(begin)

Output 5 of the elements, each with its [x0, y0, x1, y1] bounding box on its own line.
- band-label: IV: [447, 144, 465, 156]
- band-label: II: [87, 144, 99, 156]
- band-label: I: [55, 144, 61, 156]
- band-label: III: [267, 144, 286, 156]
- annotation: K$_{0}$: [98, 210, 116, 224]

(end)

Your goal
Rewrite the items, replacing "bounding box" with "enclosing box" and leaving everything else unchanged.

Full answer
Output 5 of the elements, each with its [x0, y0, x1, y1] enclosing box on its own line.
- band-label: IV: [447, 144, 465, 156]
- band-label: II: [87, 144, 99, 156]
- band-label: I: [55, 144, 61, 156]
- band-label: III: [267, 144, 286, 156]
- annotation: K$_{0}$: [98, 210, 116, 224]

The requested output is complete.